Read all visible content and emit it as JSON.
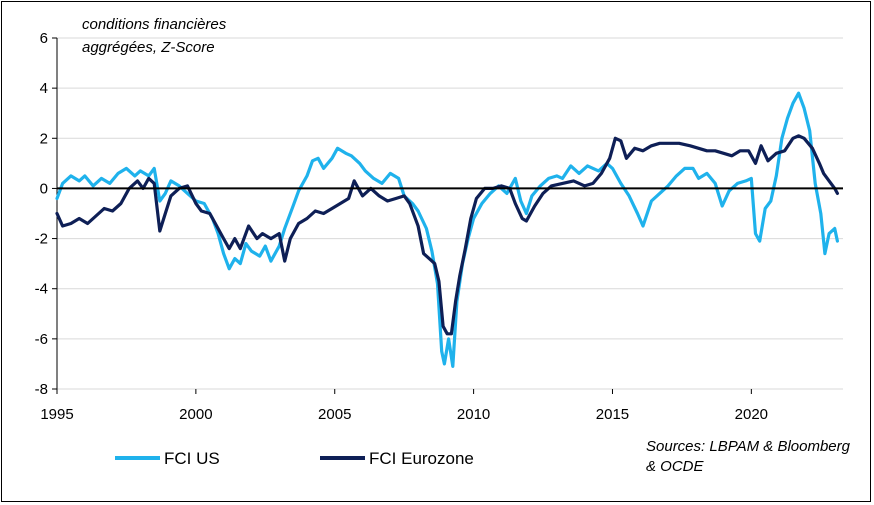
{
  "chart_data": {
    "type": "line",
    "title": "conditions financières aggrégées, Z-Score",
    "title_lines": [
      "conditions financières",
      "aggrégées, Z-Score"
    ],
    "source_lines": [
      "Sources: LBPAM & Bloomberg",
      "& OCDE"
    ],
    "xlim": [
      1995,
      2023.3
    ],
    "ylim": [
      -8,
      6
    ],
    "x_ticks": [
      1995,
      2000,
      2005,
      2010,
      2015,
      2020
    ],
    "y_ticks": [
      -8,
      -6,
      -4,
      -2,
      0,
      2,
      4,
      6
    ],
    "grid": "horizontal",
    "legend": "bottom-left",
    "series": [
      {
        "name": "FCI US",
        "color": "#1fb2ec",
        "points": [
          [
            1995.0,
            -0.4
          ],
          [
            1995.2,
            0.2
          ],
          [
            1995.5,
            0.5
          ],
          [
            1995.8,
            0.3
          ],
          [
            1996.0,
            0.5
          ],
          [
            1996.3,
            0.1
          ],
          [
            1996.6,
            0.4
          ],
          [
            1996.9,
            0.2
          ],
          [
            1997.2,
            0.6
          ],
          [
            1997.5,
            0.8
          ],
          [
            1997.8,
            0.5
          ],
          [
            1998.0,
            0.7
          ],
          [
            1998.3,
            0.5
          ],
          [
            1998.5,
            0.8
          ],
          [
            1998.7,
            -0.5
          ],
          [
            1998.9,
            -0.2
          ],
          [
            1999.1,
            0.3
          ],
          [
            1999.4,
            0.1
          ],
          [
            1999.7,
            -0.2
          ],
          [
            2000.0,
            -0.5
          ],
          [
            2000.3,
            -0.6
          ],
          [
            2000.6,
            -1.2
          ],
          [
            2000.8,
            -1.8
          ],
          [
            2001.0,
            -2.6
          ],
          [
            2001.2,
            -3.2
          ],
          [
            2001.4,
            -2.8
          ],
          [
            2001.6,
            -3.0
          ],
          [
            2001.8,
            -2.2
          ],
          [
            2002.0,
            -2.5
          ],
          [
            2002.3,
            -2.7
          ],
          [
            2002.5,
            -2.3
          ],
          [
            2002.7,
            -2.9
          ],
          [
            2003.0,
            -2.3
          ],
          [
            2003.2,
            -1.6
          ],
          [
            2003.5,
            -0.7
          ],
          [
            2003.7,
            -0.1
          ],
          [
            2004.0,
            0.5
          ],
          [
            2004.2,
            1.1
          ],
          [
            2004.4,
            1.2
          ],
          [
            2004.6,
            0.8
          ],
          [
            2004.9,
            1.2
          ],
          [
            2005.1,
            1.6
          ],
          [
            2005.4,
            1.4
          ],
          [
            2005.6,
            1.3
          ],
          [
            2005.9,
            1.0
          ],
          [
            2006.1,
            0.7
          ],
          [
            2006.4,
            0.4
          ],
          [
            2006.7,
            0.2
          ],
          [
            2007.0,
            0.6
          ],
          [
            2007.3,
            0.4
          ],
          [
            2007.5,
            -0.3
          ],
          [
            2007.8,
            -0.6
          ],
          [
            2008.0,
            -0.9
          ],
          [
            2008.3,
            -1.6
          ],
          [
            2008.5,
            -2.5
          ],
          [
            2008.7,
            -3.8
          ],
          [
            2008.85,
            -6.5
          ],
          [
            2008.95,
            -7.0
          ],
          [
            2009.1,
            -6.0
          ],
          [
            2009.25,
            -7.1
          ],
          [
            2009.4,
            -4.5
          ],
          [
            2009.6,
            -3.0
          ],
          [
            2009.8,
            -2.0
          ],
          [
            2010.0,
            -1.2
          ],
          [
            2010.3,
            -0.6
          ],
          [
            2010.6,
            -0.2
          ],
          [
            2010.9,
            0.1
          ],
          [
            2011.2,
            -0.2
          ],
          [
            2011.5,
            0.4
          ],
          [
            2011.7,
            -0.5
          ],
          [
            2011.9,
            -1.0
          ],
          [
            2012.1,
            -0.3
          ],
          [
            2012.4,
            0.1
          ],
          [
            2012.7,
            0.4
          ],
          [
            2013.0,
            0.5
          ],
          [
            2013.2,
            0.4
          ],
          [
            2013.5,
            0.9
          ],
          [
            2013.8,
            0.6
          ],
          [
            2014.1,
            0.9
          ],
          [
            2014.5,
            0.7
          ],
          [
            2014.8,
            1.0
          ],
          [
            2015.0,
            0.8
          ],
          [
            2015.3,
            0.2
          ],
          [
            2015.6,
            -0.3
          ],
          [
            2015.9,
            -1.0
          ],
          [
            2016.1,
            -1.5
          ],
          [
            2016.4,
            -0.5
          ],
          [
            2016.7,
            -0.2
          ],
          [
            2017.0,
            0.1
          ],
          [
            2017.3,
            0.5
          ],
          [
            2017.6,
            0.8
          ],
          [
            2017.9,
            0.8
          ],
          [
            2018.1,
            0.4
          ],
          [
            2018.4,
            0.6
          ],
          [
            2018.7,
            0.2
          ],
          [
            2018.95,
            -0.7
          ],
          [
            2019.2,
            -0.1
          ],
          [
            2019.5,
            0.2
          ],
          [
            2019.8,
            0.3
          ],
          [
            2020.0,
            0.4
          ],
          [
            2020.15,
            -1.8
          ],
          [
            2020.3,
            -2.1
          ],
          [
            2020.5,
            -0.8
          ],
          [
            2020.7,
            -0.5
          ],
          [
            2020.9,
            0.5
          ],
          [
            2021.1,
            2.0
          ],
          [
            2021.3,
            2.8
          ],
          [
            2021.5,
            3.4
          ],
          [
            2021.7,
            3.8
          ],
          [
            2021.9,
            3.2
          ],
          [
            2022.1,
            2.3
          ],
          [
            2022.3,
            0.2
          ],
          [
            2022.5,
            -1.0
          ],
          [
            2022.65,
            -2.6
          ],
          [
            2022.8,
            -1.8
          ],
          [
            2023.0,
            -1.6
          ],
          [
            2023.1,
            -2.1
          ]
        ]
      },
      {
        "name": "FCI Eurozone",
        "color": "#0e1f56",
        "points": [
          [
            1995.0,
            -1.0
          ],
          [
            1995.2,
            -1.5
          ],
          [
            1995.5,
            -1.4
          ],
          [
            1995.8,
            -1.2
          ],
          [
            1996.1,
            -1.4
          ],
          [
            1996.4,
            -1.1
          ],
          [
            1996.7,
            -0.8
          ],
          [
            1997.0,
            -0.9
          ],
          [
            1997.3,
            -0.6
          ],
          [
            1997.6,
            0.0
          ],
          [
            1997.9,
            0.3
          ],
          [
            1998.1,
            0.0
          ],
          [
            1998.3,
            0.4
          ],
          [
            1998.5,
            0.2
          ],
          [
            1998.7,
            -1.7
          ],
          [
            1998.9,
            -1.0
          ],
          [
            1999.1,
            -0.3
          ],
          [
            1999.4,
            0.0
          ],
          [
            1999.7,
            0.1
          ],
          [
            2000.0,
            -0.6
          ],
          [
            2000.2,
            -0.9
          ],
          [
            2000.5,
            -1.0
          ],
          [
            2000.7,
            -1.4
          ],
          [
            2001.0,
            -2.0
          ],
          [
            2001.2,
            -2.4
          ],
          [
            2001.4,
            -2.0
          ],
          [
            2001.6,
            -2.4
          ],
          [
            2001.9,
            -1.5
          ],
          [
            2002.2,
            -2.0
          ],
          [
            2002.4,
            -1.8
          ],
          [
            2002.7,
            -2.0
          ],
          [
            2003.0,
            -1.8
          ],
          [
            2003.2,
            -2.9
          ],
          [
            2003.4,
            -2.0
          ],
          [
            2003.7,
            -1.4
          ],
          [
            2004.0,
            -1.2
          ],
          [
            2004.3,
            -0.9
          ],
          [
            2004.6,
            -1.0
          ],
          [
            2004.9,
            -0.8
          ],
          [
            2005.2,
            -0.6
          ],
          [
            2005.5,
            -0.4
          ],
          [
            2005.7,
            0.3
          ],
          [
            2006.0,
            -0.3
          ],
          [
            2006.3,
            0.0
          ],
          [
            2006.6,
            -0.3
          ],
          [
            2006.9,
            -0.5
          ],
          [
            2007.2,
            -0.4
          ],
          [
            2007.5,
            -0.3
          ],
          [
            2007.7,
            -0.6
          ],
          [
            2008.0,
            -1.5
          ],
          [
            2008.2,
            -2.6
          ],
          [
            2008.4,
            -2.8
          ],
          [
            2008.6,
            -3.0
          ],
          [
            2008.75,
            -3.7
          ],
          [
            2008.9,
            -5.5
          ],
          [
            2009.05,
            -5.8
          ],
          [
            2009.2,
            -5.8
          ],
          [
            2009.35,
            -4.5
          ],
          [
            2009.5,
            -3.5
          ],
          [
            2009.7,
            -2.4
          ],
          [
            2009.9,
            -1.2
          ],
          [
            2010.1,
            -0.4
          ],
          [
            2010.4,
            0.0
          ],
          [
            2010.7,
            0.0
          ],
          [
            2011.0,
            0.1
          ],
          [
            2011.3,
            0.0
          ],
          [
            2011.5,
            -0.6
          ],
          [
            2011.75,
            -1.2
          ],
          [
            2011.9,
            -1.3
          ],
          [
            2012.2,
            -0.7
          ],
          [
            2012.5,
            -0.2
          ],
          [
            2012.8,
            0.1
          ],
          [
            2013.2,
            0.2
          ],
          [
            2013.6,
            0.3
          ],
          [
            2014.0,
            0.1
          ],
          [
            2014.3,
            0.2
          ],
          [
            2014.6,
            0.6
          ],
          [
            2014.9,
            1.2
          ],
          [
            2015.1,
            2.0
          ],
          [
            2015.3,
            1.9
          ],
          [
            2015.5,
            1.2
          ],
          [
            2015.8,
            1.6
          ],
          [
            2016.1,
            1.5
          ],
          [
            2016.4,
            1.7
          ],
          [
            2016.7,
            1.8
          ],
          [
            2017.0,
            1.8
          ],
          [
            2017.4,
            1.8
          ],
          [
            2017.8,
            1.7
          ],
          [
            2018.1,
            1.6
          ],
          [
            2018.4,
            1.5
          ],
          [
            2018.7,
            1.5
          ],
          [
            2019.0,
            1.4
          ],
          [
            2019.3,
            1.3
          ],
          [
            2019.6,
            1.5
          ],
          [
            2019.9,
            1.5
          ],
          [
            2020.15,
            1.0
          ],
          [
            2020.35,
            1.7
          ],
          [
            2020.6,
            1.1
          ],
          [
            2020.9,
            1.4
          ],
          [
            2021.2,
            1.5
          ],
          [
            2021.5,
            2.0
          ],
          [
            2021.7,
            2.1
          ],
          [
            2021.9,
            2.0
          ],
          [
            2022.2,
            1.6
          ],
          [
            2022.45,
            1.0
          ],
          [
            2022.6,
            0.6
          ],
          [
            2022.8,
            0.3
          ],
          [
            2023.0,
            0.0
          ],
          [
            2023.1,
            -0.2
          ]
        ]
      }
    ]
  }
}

### Instruction
Copy each line of the data that contains the word "conditions".

### The output
    "title": "conditions financières aggrégées, Z-Score",
      "conditions financières",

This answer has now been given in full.